→ QUESTIONS:
• A. Answer these questions from the NJIT center article.
(i) How much did the Life Sciences and Engineering Center cost?
(ii) How many square feet of wet and dry labs does the center include?
(iii) What will researchers at the center focus on primarily?
• B. For each statement, say whether the NJIT center article agrees, and quote the words that decide it.
(i) The ribbon was cut on a Thursday morning.
(ii) The center includes 4,000 square feet of wet and dry labs.
(iii) Christie said the center is for the students of New Jersey.
• C. Pick up the article about the NJIT center where it stops, and carry it forward.

→ DOCUMENT PASSAGE:
****************************************
Christie, pushing to keep Jersey kids in state, helps open NJIT center

Governor Chris Christie attends the ribbon cutting ceremony at NJIT's new Life Sciences and Engineering Center in Newark.

The New Jersey Institute of Technology cut the ribbon on its $19 million Life Sciences and Engineering Center on Thursday morning.

And Gov. Chris Christie made it perfectly clear who it is for: the students of New Jersey.

“I’m tired of having some of our best students leave this state and feel as if they need to go someplace else to get a great education,” he said.

The Life Sciences and Engineering Center is opening to combat that issue.

The center includes 10,000 square feet of wet and dry labs, 4,000 square feet of collaborative spaces, offices and a two-story presentation space that will provide opportunities for informal learning, gathering and teaching, monumental stairs with seating, a new exterior plaza and a second-floor lounge area, school officials said.

NJIT officials feel the research conducted at the center will build on NJIT’s strengths in engineering and the life sciences toward the development of new applications in clinical health care, therapeutic interventions and pharmaceutical drug development. Researchers will focus primarily on biotechnology, biosensors and medical devices, and lab-on-a-chip nanotechnology.
****************************************
→ EXTRACTED INFORMATION:
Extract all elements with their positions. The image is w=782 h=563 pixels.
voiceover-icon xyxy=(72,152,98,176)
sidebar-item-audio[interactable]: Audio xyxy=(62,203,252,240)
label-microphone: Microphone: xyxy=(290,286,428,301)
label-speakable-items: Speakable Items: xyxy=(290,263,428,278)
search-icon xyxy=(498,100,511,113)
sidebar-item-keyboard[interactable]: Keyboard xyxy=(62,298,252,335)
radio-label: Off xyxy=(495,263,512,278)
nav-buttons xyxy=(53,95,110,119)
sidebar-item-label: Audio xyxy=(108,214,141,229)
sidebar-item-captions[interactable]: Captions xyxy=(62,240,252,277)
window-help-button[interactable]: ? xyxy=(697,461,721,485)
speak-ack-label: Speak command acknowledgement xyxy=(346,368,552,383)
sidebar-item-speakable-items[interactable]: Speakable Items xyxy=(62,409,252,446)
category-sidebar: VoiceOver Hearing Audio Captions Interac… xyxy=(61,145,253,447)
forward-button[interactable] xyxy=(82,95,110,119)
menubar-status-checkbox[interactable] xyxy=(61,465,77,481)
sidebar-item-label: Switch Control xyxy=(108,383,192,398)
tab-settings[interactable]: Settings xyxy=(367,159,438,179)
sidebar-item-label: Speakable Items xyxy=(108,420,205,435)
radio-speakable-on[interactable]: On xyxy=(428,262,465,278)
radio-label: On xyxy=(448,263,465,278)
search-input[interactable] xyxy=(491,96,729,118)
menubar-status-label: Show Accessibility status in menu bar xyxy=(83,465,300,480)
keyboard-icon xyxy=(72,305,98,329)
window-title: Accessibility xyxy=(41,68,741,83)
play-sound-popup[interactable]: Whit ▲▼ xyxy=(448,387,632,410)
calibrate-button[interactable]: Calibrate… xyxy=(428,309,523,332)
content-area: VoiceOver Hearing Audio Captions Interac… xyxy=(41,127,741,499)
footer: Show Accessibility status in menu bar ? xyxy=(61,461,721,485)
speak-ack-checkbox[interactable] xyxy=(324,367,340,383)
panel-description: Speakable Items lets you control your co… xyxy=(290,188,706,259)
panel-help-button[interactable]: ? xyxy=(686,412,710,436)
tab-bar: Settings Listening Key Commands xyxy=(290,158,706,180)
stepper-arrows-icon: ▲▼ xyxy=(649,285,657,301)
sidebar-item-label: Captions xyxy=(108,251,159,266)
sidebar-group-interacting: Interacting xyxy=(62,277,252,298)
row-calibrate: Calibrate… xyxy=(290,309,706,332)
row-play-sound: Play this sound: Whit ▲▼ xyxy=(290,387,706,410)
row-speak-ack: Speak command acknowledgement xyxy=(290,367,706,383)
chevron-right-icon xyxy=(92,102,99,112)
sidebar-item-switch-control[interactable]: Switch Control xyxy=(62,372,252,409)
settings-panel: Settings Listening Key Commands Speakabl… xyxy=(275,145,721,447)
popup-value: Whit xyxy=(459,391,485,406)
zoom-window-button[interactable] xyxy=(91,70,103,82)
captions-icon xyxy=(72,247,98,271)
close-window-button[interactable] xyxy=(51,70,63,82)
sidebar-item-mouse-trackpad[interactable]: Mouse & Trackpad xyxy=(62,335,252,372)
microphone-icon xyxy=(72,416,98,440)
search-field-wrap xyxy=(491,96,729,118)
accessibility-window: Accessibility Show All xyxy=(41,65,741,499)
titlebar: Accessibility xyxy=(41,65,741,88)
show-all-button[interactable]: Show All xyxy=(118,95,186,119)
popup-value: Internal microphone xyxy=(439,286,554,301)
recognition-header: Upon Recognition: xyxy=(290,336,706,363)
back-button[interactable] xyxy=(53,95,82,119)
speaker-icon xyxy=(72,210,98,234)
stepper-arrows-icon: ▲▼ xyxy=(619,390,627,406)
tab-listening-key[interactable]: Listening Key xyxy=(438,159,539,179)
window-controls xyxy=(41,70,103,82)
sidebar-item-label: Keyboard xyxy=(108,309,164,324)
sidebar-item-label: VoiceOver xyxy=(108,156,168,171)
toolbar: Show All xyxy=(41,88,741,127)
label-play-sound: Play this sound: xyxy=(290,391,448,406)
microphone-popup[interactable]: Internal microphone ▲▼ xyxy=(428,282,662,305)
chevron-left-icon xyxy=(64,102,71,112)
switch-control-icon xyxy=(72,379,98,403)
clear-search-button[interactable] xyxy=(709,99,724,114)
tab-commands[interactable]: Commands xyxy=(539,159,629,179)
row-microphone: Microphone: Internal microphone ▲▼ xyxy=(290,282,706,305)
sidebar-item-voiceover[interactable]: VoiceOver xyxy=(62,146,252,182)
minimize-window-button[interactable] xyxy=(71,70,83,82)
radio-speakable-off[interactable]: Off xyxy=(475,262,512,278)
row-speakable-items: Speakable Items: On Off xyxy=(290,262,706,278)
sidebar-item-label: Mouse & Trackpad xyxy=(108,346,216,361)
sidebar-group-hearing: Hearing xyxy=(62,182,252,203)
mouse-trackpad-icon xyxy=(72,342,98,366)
****************************************
→ ANSWER SECTION:
• A.
(i) $19 million
(ii) 10,000 square feet
(iii) Biotechnology, biosensors and medical devices, and lab-on-a-chip nanotechnology

• B.
(i) Yes: "cut the ribbon on its $19 million Life Sciences and Engineering Center on Thursday morning"
(ii) No: "10,000 square feet of wet and dry labs, 4,000 square feet of collaborative spaces"
(iii) Yes: "Gov. Chris Christie made it perfectly clear who it is for: the students of New Jersey"

• C.
The center was funded by $13.5 million in state Higher Education Capital Facilities grants, including Building Our Future Bond Act, or GO Bond, funds.

Christie, speaking for local dignitaries and school officials, including NJIT President Joel Bloom, said the state is buying what it needs most: more in-state seats for students.

“(Students aren’t leaving) because we don’t have great institutions,” he said. “It’s because of the capacity those institutions could serve in a way that was appropriate.

“So, because of things that we’ve done here in partnership at NJIT, by 2020, enrollment here is estimated to expand by more than 14,000 students, a 50 percent enrollment increase from 2011 and a 75 percent enrollment increase from 2005.

“Why is that so important? Because we don’t want our best and brightest young people to leave our state and not come back, and we know that if they go to college someplace else, that’s maybe where they get the first internship. That may be where they get their first real job offer. That may be where they find someone to fall in love with, and they may never come back for those reasons.

“If they believe they have an opportunity here in their home state to get a quality education at an affordable price, which is exactly what NJIT is doing, we’re going to keep a lot more of those students and it’s going to make our state, not today or tomorrow, but a decade or more from now, a much more vibrant place than it even is today.”

NJIT is one of the more vibrant institutions in the state.

The center is part of NJIT’s $300 million campuswide capital building program, designed to transform research, teaching and campus life.

NJIT also received $86 million in state grants toward the now complete Central King Building, a hub of STEM education and research, as well as another $49.6 million for an education infrastructure project to create cloud computing and support STEM disciplines.

Last year, the state awarded NJIT an additional $20 million in GO bonds and Capital Improvement Fund bonds for integrated makerspace on NJIT’s campus.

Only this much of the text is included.